## What the task requires
What you return should match every record exactly, with the images removed.

#### Stored data ####

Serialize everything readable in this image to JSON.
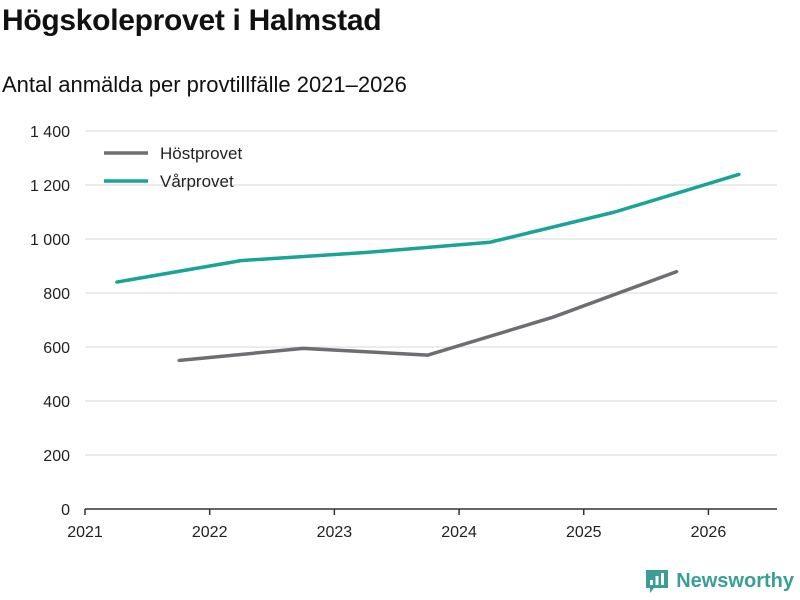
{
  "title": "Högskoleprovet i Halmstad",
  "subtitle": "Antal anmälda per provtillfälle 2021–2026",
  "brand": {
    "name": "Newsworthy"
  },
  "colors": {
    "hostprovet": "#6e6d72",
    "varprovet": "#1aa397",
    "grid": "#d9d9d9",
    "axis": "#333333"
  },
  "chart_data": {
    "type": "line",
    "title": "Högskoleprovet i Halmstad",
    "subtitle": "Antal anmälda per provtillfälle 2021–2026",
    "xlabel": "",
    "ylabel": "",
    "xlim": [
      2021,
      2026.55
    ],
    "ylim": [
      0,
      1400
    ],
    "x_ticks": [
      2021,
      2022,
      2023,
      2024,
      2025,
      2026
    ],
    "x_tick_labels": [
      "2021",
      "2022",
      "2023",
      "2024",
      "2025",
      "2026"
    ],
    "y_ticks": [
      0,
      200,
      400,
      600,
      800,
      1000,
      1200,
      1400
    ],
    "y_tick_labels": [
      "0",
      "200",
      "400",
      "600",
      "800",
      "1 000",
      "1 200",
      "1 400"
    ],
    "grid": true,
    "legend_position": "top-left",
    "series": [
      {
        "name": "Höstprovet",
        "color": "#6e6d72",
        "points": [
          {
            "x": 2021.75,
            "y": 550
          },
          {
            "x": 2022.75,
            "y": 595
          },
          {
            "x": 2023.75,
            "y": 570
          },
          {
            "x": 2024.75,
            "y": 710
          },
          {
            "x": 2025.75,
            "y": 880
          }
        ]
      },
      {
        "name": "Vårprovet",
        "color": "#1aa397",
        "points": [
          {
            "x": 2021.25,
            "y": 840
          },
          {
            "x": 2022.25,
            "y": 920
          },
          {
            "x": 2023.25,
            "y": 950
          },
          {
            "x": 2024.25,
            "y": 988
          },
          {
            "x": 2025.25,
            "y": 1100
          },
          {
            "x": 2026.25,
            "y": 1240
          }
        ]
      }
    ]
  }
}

####

## The response
Serialize everything readable in this image to JSON.
{
  "title": "Högskoleprovet i Halmstad",
  "subtitle": "Antal anmälda per provtillfälle 2021–2026",
  "brand": {
    "name": "Newsworthy"
  },
  "colors": {
    "hostprovet": "#6e6d72",
    "varprovet": "#1aa397",
    "grid": "#d9d9d9",
    "axis": "#333333"
  },
  "chart_data": {
    "type": "line",
    "title": "Högskoleprovet i Halmstad",
    "subtitle": "Antal anmälda per provtillfälle 2021–2026",
    "xlabel": "",
    "ylabel": "",
    "xlim": [
      2021,
      2026.55
    ],
    "ylim": [
      0,
      1400
    ],
    "x_ticks": [
      2021,
      2022,
      2023,
      2024,
      2025,
      2026
    ],
    "x_tick_labels": [
      "2021",
      "2022",
      "2023",
      "2024",
      "2025",
      "2026"
    ],
    "y_ticks": [
      0,
      200,
      400,
      600,
      800,
      1000,
      1200,
      1400
    ],
    "y_tick_labels": [
      "0",
      "200",
      "400",
      "600",
      "800",
      "1 000",
      "1 200",
      "1 400"
    ],
    "grid": true,
    "legend_position": "top-left",
    "series": [
      {
        "name": "Höstprovet",
        "color": "#6e6d72",
        "points": [
          {
            "x": 2021.75,
            "y": 550
          },
          {
            "x": 2022.75,
            "y": 595
          },
          {
            "x": 2023.75,
            "y": 570
          },
          {
            "x": 2024.75,
            "y": 710
          },
          {
            "x": 2025.75,
            "y": 880
          }
        ]
      },
      {
        "name": "Vårprovet",
        "color": "#1aa397",
        "points": [
          {
            "x": 2021.25,
            "y": 840
          },
          {
            "x": 2022.25,
            "y": 920
          },
          {
            "x": 2023.25,
            "y": 950
          },
          {
            "x": 2024.25,
            "y": 988
          },
          {
            "x": 2025.25,
            "y": 1100
          },
          {
            "x": 2026.25,
            "y": 1240
          }
        ]
      }
    ]
  }
}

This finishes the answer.